» 选文内容
········
我们先从自然美入手。关于自然美的本质,李泽厚先生已反复论述过。自然美看起来是一些与人的实践无关不以人的意志为转移的形式,但当人的实践活动在一定程度上征服和改造自然后,人与自然之间的关系便发生了变化。自然对于人不再是一种外在的异化的力量,而变成让人可以亲近的对象。就像成为农业大国的我们对于土地是格外依赖和有感情的。因此,自然美的实质是自然的人化。[1](p376)而在自然人化的过程中,形式美的产生是一个关键。人类在长期、大量、反复的实践过程中,掌握了自然之中的各种感性形式――节奏、韵律、比例、大小、对称、等等,并使这些形式成为人类所掌握的形式力量,再利用这种力量创造出美,这便是社会美。社会美有着不同于自然美的独立的规则和力量,是人类艺术探索和表现的主要对象。
而生态美则不同于二者,是一个历史性的概念,它是在“自然的人化”基础上产生的。如果说,从人类历史的角度看,当自然经历着一个不断被“人化”的过程中的时候,其实人类也在经历着不断被“自然化”的过程。因为人类本身就产生于自然。因此,人于自然便不只是索取和改造,还有另外一面的关系,一种更为源初、更为本源性的关系,那就是人对自然从精神上和生存层面上的依赖回归和共生共在的关系,即人的自然化。而人的自然化的审美表现就是生态美。
········
» 练习任务
1. 根据关于自然美与生态美的这段文字,自然美的实质是什么?
2. 请摘录关于自然美与生态美的这段文字中的一部分:从含有“而生态美则不同于二者,是一个”的词句开始,到“自然化的审美表现就是生态美。”结束,一字不改。
3. 请从关于自然美与生态美的这段文字的最后一句之后往下续写。
以下条目与关于自然美与生态美的这段文字没有关联。

[结构化页面解析数据]
········
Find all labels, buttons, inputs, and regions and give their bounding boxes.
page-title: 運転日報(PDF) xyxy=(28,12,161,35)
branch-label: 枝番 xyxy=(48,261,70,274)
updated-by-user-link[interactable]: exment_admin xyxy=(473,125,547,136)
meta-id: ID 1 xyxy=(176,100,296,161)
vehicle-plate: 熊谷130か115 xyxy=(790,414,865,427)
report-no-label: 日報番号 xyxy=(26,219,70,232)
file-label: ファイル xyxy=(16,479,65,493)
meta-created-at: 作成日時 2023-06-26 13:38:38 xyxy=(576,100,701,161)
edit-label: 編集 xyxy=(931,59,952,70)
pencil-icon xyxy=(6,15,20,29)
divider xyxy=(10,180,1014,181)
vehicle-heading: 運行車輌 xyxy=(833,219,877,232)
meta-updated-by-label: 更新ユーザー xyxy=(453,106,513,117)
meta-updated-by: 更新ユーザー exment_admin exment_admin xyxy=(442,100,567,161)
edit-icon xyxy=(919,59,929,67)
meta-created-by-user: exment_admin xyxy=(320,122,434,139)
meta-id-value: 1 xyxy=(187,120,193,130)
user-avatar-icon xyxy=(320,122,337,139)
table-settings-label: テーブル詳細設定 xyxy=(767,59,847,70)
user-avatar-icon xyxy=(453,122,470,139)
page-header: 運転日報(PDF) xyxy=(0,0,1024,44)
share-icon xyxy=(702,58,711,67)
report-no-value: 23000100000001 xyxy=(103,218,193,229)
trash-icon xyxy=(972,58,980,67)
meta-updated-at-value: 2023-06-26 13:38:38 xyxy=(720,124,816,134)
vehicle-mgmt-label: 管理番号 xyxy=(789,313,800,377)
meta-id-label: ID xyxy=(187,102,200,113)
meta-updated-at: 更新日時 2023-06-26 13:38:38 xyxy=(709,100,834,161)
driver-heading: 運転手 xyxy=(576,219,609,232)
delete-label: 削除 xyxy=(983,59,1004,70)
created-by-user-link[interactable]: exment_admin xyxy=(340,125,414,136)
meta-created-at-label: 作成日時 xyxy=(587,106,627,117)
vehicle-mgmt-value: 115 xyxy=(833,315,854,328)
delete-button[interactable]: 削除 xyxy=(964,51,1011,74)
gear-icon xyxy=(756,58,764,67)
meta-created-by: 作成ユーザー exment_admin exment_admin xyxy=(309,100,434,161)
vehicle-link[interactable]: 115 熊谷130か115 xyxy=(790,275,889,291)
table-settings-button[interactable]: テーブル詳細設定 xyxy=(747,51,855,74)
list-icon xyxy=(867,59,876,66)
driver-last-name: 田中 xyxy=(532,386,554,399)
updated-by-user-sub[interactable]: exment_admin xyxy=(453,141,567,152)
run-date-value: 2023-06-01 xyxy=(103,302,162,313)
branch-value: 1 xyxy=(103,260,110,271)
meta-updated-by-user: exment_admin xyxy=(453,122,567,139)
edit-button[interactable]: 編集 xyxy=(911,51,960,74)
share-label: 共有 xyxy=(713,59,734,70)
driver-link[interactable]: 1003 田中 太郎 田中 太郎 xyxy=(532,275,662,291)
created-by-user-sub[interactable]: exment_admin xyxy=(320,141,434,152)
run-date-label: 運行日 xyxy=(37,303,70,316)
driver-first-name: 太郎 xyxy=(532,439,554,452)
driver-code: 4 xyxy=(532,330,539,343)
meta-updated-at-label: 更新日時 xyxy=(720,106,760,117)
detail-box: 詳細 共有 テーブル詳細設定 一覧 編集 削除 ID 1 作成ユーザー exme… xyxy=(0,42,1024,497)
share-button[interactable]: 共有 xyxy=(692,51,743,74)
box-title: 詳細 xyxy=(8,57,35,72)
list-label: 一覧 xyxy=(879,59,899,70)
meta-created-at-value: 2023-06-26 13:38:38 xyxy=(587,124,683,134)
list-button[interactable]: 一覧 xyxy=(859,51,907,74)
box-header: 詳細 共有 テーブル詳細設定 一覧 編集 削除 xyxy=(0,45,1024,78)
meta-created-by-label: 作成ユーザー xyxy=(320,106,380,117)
········
» 各题答案
1. 自然美的实质是自然的人化。

2.
而生态美则不同于二者,是一个历史性的概念,它是在“自然的人化”基础上产生的。如果说,从人类历史的角度看,当自然经历着一个不断被“人化”的过程中的时候,其实人类也在经历着不断被“自然化”的过程。因为人类本身就产生于自然。因此,人于自然便不只是索取和改造,还有另外一面的关系,一种更为源初、更为本源性的关系,那就是人对自然从精神上和生存层面上的依赖回归和共生共在的关系,即人的自然化。而人的自然化的审美表现就是生态美。

3.
就本质而言,如果说自然美的实质,是自然的人化,是在“真”的形式结构中积淀了人的本质力量,其形式是“真”,其实质是“善”;社会美的实质,是人的本质力量的直接呈现,其形式是“善”,其内容是“真”;那么,生态美的实质,就是人的自然化和自然的本真化,即是在自然人化的基础上人对自然的回归和依赖,是在自然和社会呈现人的“善”目的的基础上对自然的之“真”的回归和强调。因此从形式上说,生态美与自然美比较接近;从具体感性形态来说,生态美又更倾向于社会美。综合分析,生态美其实是对自然美和社会美在更高基础上的超越。因此从这个角度讲,“生态美”依然成立并且还具有重要的意义。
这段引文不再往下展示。